> [Material to process]
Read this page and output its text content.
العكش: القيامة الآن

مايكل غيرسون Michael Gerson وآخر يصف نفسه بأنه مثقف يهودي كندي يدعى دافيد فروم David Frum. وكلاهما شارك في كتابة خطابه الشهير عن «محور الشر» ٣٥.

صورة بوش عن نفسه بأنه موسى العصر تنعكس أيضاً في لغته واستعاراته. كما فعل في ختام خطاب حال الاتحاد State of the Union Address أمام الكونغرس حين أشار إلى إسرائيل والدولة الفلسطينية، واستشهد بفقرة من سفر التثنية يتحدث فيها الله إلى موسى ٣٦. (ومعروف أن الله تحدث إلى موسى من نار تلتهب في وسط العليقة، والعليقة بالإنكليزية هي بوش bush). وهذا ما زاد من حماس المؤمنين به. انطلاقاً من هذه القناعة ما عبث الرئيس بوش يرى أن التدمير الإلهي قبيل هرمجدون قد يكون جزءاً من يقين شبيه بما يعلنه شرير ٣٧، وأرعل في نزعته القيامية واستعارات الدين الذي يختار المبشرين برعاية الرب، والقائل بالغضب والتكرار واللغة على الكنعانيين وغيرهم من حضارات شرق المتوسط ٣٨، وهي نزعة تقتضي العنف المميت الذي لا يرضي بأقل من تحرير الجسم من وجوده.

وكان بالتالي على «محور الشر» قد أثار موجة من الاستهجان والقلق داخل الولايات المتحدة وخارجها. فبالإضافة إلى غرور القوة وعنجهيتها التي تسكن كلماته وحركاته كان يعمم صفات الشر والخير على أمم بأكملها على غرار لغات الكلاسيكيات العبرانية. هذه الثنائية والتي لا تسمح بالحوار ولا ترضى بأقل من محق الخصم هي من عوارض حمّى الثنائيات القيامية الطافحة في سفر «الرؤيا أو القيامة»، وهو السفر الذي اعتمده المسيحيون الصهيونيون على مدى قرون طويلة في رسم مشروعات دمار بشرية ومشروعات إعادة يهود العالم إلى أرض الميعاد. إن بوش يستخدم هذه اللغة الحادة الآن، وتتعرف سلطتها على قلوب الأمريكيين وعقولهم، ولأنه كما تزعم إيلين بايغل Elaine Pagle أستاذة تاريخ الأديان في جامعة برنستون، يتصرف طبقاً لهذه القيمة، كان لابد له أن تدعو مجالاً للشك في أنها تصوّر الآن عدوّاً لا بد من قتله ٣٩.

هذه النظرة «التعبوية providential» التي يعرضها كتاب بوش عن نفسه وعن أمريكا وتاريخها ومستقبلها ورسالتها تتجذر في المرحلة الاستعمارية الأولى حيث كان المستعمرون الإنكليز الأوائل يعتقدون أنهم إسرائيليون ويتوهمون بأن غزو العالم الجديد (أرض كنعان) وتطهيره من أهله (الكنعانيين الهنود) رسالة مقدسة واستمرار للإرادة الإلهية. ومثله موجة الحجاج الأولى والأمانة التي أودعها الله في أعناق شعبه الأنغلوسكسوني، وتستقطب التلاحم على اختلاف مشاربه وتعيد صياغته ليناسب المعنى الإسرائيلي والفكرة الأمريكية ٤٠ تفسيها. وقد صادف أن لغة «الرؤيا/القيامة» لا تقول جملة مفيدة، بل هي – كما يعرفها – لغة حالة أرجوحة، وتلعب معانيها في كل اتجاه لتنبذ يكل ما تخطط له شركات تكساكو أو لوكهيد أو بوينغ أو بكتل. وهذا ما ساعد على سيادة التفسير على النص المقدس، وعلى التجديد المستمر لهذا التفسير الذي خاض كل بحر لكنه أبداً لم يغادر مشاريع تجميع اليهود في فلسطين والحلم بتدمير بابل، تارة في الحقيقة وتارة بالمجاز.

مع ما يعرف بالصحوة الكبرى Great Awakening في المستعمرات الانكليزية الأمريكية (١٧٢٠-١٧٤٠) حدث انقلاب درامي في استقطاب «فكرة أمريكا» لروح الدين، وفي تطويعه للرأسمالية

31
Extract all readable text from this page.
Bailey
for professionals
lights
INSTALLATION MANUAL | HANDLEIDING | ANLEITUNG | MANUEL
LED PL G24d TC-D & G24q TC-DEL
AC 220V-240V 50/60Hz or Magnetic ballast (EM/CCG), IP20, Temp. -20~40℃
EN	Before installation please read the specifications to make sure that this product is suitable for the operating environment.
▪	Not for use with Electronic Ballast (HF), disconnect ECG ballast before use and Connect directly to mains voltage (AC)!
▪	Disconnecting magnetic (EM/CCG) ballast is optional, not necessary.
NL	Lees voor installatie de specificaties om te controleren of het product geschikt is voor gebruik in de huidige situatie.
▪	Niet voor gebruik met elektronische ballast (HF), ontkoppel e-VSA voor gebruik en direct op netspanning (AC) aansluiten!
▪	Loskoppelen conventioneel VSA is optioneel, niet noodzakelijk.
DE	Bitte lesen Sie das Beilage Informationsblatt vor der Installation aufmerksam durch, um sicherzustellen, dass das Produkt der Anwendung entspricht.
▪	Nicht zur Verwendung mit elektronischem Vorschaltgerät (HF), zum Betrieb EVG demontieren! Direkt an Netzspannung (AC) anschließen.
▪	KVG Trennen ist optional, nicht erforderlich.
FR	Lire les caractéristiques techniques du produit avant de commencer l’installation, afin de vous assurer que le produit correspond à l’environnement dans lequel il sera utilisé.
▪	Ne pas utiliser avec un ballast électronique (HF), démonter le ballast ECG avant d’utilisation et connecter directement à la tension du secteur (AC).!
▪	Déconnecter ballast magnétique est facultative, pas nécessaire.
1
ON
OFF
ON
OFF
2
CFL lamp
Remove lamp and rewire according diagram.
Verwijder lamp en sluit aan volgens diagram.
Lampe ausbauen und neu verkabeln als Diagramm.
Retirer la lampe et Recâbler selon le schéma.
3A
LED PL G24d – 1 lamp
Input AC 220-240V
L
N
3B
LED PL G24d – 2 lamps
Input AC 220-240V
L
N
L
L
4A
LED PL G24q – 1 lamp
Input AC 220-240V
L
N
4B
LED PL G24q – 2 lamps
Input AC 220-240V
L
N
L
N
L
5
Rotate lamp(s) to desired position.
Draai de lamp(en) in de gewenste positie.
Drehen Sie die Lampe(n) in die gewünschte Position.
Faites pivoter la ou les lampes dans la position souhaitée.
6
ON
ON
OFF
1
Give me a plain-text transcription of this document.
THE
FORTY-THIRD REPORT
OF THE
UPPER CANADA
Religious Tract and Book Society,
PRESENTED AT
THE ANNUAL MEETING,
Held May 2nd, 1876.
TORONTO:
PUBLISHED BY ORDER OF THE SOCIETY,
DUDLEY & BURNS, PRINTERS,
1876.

> [Exercise objective]
Return each line of the listing that holds the string "الآن".

> [Solution to the exercise]
العكش: القيامة الآن
وكان بالتالي على «محور الشر» قد أثار موجة من الاستهجان والقلق داخل الولايات المتحدة وخارجها. فبالإضافة إلى غرور القوة وعنجهيتها التي تسكن كلماته وحركاته كان يعمم صفات الشر والخير على أمم بأكملها على غرار لغات الكلاسيكيات العبرانية. هذه الثنائية والتي لا تسمح بالحوار ولا ترضى بأقل من محق الخصم هي من عوارض حمّى الثنائيات القيامية الطافحة في سفر «الرؤيا أو القيامة»، وهو السفر الذي اعتمده المسيحيون الصهيونيون على مدى قرون طويلة في رسم مشروعات دمار بشرية ومشروعات إعادة يهود العالم إلى أرض الميعاد. إن بوش يستخدم هذه اللغة الحادة الآن، وتتعرف سلطتها على قلوب الأمريكيين وعقولهم، ولأنه كما تزعم إيلين بايغل Elaine Pagle أستاذة تاريخ الأديان في جامعة برنستون، يتصرف طبقاً لهذه القيمة، كان لابد له أن تدعو مجالاً للشك في أنها تصوّر الآن عدوّاً لا بد من قتله ٣٩.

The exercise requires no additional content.